**Extract to read**
--------

Tuesday, September 04, 2007

After ALL That!...

Most people would probably be ecstatic not having to testify in court...I, on the other hand, get really irked when I have to set an alarm for Dawn's Crack, stumble blindly into a shower, dress in my "best" court clothes, make phone calls, ride a bus, stand around in court for over an hour, and then NOT TESTIFY!!! It's just a beauch to put your A GAME on and then not be able to use it...

But that's exactly what happened this morning. All of the above. And now, I have returned home to get ready for 9 1/2 hours of work at my office...life is sooooo unfair sometimes. LOL


I "bitch" about this day, but the fact of the matter is, it IS just part of my job (for which, I often indignantly declare I am not PAID enough to do!). And on the heels of Labor Day, I feel very fortunate to HAVE a job and still be able to perform the functions of my duty. After reading many of your comments on the Labor Day post, I can only remark, "But for the grace of God AND MS, go I".


So often, our work or our profession becomes such a large part of our identity. Let's face it...how many times have you been asked at a party, "What do YOU do for a living?" or "And where do YOU work?" It is assumed it is the American way to be gainfully employed. Stay at home mothers/fathers sometimes cringe at having to answer those questions with, "I'm a stay-at-home mom/dad", as if THAT role is somehow demeaning or less than the role of a 9 to 5-er. And although I've yet to answer, "I have MS and I'm on disability", I can only imagine there might be some reservations giving this response, too.

--------

**Data shown**
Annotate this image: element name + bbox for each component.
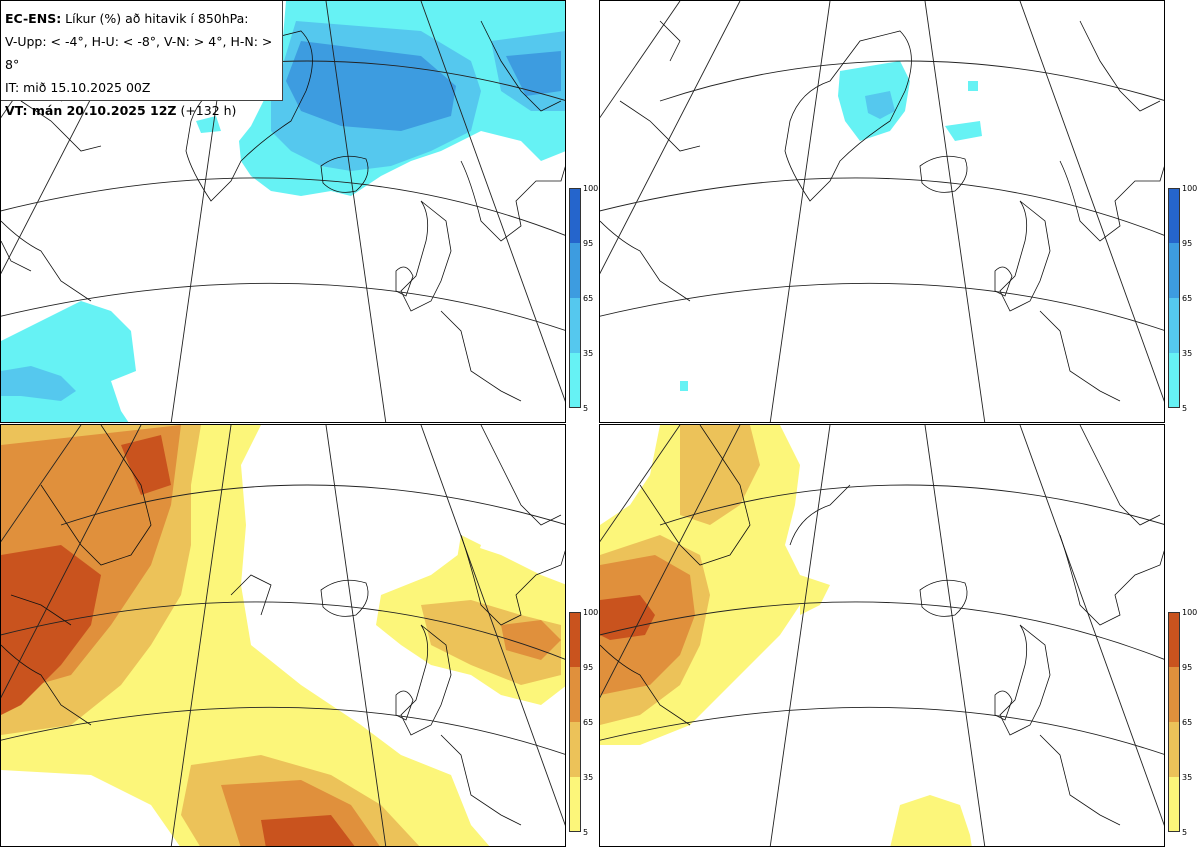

--------

Answer these from the blog post about a missed court appearance:
1. How many hours of work does the writer return home to get ready for?
2. Which holiday does the writer say this day follows on the heels of?
3. What two questions does the writer say people are often asked at a party?

1. 9 1/2 hours
2. Labor Day
3. "What do YOU do for a living?" and "And where do YOU work?"